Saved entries
>> Start

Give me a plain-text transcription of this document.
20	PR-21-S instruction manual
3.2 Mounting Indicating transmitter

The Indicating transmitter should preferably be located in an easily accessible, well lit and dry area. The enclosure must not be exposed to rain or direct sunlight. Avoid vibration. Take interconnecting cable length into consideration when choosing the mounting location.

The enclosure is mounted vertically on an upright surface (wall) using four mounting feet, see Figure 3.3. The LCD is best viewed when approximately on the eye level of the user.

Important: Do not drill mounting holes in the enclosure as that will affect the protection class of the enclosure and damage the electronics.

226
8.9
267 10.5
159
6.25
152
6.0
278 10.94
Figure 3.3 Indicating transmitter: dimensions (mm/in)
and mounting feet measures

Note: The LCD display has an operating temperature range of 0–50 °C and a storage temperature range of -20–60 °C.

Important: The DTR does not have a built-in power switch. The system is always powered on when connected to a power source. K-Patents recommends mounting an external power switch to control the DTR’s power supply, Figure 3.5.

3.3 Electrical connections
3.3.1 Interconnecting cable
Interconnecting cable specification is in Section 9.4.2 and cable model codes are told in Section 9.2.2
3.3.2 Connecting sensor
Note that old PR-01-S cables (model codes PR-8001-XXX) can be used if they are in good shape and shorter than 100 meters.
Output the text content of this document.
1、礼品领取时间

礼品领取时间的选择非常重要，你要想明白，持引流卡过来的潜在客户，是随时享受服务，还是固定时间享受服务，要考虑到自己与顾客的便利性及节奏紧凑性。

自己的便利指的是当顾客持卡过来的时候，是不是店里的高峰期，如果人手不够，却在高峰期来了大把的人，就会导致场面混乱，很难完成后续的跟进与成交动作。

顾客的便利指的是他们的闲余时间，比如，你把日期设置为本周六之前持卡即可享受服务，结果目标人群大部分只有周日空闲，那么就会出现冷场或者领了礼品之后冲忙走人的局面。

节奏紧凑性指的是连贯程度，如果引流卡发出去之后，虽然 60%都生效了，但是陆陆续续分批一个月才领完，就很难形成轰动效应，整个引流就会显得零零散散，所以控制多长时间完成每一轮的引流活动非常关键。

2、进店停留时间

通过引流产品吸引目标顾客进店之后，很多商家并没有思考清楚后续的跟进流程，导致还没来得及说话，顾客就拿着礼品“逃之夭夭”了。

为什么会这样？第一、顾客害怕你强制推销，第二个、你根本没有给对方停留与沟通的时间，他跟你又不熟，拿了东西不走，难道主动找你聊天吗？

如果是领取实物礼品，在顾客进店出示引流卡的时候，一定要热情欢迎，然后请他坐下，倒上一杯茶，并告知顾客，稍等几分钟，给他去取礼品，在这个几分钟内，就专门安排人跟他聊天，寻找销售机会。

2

>> End

Task brief
Copy the material above verbatim.

Complete output
Give me a plain-text transcription of this document.
20	PR-21-S instruction manual
3.2 Mounting Indicating transmitter

The Indicating transmitter should preferably be located in an easily accessible, well lit and dry area. The enclosure must not be exposed to rain or direct sunlight. Avoid vibration. Take interconnecting cable length into consideration when choosing the mounting location.

The enclosure is mounted vertically on an upright surface (wall) using four mounting feet, see Figure 3.3. The LCD is best viewed when approximately on the eye level of the user.

Important: Do not drill mounting holes in the enclosure as that will affect the protection class of the enclosure and damage the electronics.

226
8.9
267 10.5
159
6.25
152
6.0
278 10.94
Figure 3.3 Indicating transmitter: dimensions (mm/in)
and mounting feet measures

Note: The LCD display has an operating temperature range of 0–50 °C and a storage temperature range of -20–60 °C.

Important: The DTR does not have a built-in power switch. The system is always powered on when connected to a power source. K-Patents recommends mounting an external power switch to control the DTR’s power supply, Figure 3.5.

3.3 Electrical connections
3.3.1 Interconnecting cable
Interconnecting cable specification is in Section 9.4.2 and cable model codes are told in Section 9.2.2
3.3.2 Connecting sensor
Note that old PR-01-S cables (model codes PR-8001-XXX) can be used if they are in good shape and shorter than 100 meters.
Output the text content of this document.
1、礼品领取时间

礼品领取时间的选择非常重要，你要想明白，持引流卡过来的潜在客户，是随时享受服务，还是固定时间享受服务，要考虑到自己与顾客的便利性及节奏紧凑性。

自己的便利指的是当顾客持卡过来的时候，是不是店里的高峰期，如果人手不够，却在高峰期来了大把的人，就会导致场面混乱，很难完成后续的跟进与成交动作。

顾客的便利指的是他们的闲余时间，比如，你把日期设置为本周六之前持卡即可享受服务，结果目标人群大部分只有周日空闲，那么就会出现冷场或者领了礼品之后冲忙走人的局面。

节奏紧凑性指的是连贯程度，如果引流卡发出去之后，虽然 60%都生效了，但是陆陆续续分批一个月才领完，就很难形成轰动效应，整个引流就会显得零零散散，所以控制多长时间完成每一轮的引流活动非常关键。

2、进店停留时间

通过引流产品吸引目标顾客进店之后，很多商家并没有思考清楚后续的跟进流程，导致还没来得及说话，顾客就拿着礼品“逃之夭夭”了。

为什么会这样？第一、顾客害怕你强制推销，第二个、你根本没有给对方停留与沟通的时间，他跟你又不熟，拿了东西不走，难道主动找你聊天吗？

如果是领取实物礼品，在顾客进店出示引流卡的时候，一定要热情欢迎，然后请他坐下，倒上一杯茶，并告知顾客，稍等几分钟，给他去取礼品，在这个几分钟内，就专门安排人跟他聊天，寻找销售机会。

2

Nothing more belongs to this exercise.